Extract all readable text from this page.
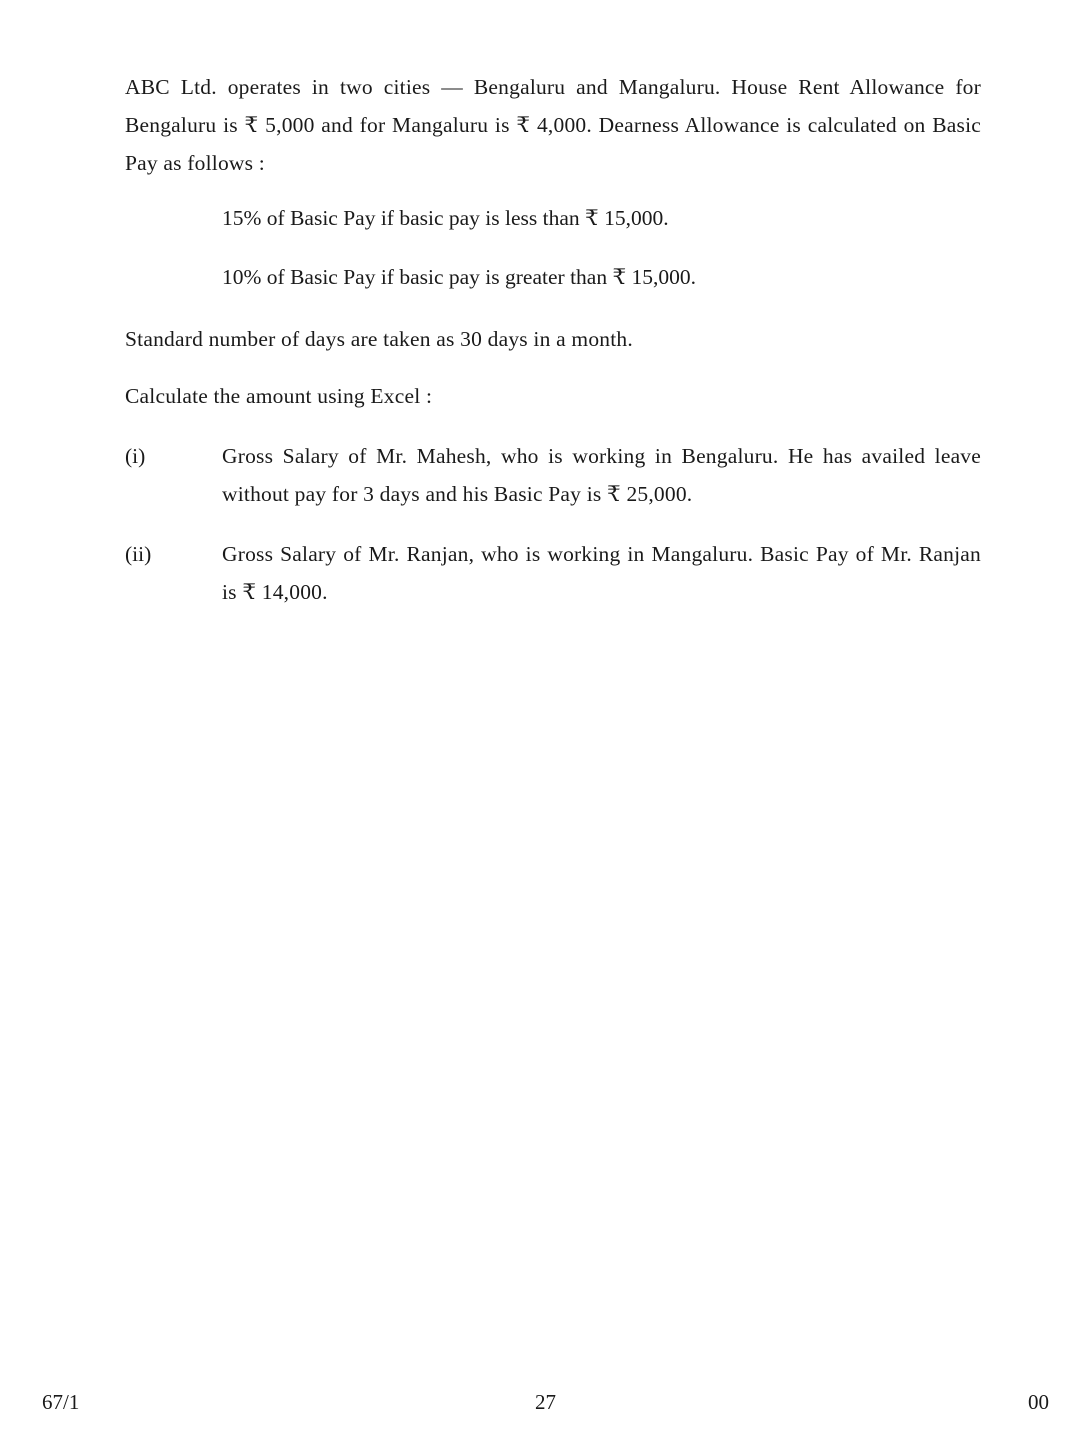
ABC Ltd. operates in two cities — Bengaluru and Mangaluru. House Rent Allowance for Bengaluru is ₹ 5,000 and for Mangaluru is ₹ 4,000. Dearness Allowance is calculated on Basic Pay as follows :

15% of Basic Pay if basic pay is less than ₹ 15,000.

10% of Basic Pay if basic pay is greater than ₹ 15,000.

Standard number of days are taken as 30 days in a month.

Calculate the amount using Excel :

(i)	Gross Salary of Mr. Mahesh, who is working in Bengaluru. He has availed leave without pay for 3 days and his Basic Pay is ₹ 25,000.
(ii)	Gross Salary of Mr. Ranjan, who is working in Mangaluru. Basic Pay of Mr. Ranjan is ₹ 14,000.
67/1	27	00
# # # # #
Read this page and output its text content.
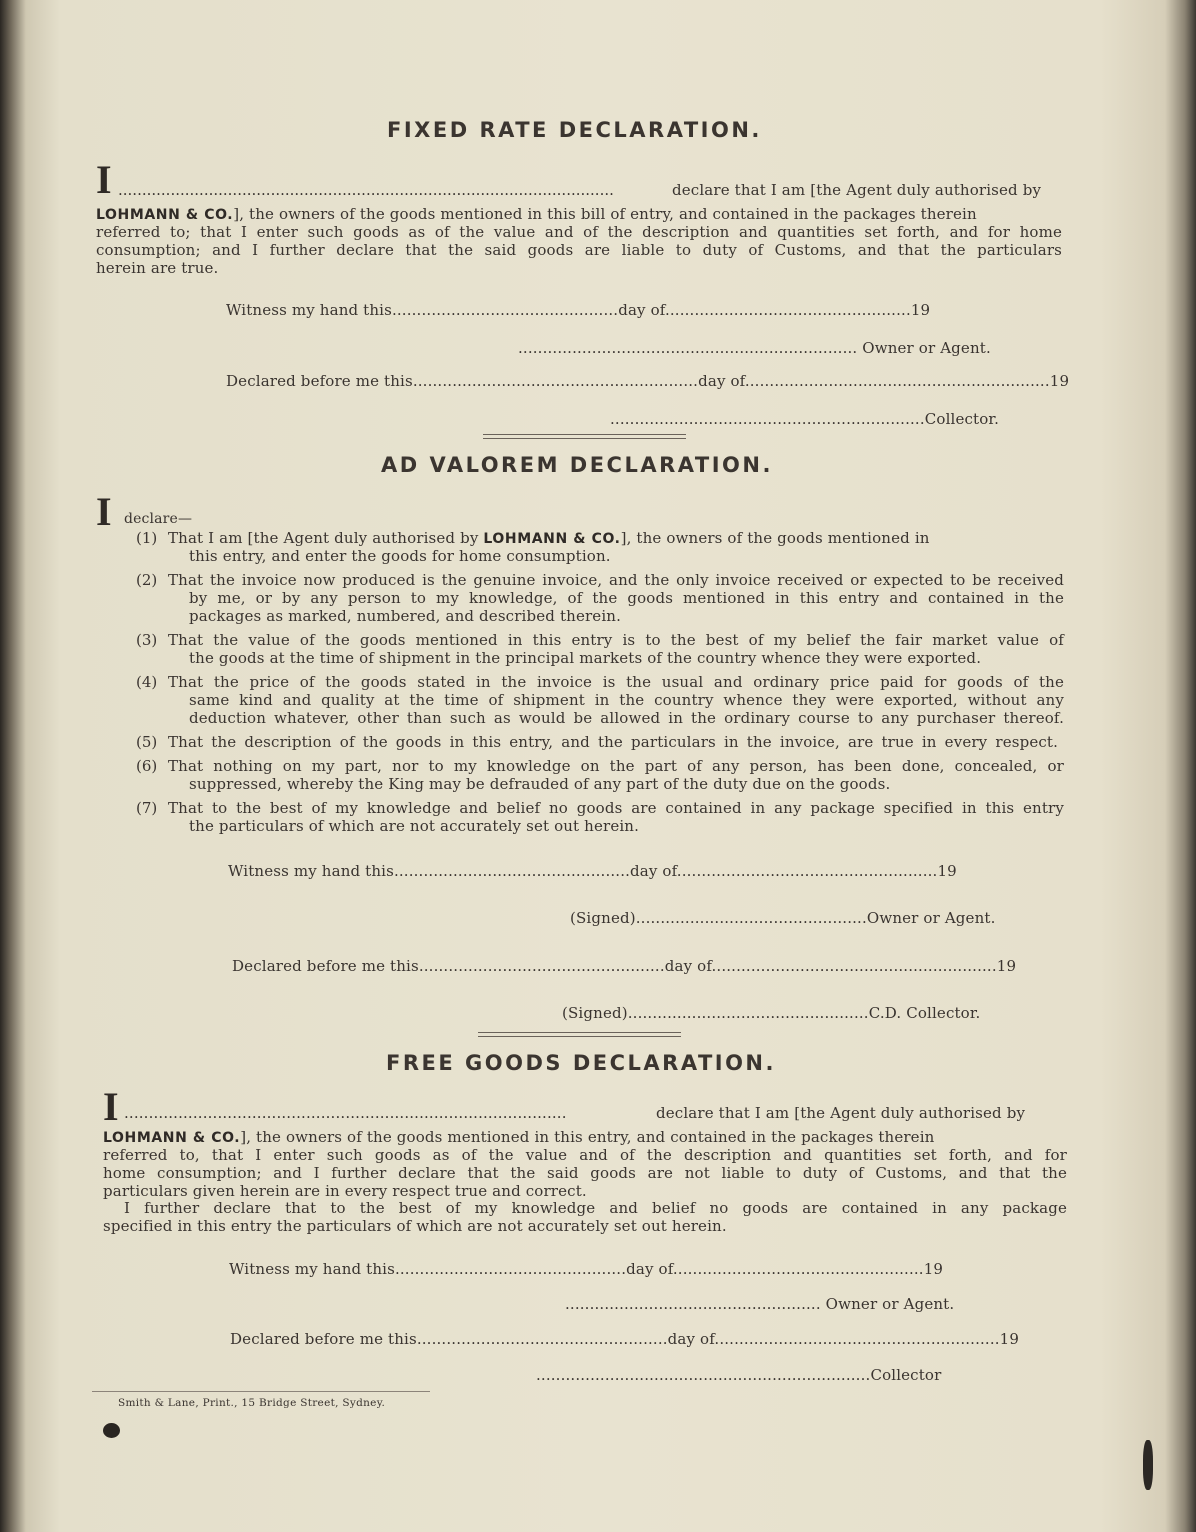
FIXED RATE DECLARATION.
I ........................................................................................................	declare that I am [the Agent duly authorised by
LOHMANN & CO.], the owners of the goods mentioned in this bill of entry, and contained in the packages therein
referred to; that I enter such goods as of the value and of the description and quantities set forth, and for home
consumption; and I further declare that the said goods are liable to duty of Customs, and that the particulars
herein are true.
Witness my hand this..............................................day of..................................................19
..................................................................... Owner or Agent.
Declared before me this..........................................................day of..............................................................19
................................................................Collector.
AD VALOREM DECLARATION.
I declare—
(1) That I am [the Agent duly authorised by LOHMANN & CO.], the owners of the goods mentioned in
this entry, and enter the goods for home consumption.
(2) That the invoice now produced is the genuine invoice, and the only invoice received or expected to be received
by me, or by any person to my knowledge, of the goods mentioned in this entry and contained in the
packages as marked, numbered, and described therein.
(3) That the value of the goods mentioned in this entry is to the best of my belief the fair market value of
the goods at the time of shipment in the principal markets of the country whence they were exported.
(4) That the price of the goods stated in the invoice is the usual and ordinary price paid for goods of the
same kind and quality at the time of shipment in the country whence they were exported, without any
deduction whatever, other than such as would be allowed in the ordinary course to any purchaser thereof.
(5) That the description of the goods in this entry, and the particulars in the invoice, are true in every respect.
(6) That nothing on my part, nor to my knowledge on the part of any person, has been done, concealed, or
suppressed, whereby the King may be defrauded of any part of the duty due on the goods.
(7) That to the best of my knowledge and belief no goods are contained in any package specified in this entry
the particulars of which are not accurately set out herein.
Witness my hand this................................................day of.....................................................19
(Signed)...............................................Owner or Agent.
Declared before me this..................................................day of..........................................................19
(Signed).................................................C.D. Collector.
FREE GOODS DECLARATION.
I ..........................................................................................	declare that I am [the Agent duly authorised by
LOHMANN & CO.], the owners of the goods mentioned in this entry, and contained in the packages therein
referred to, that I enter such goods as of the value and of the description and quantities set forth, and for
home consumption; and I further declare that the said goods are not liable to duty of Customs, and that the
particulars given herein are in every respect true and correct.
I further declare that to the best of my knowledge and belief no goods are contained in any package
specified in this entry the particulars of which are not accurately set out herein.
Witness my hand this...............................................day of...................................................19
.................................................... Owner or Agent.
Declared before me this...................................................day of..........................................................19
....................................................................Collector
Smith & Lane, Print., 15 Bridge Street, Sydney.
# # # # #
TO BE DONE: Select all lines in the listing that include the word "duly".

EXERCISE ANSWER:
I ........................................................................................................	declare that I am [the Agent duly authorised by
(1) That I am [the Agent duly authorised by LOHMANN & CO.], the owners of the goods mentioned in
I ..........................................................................................	declare that I am [the Agent duly authorised by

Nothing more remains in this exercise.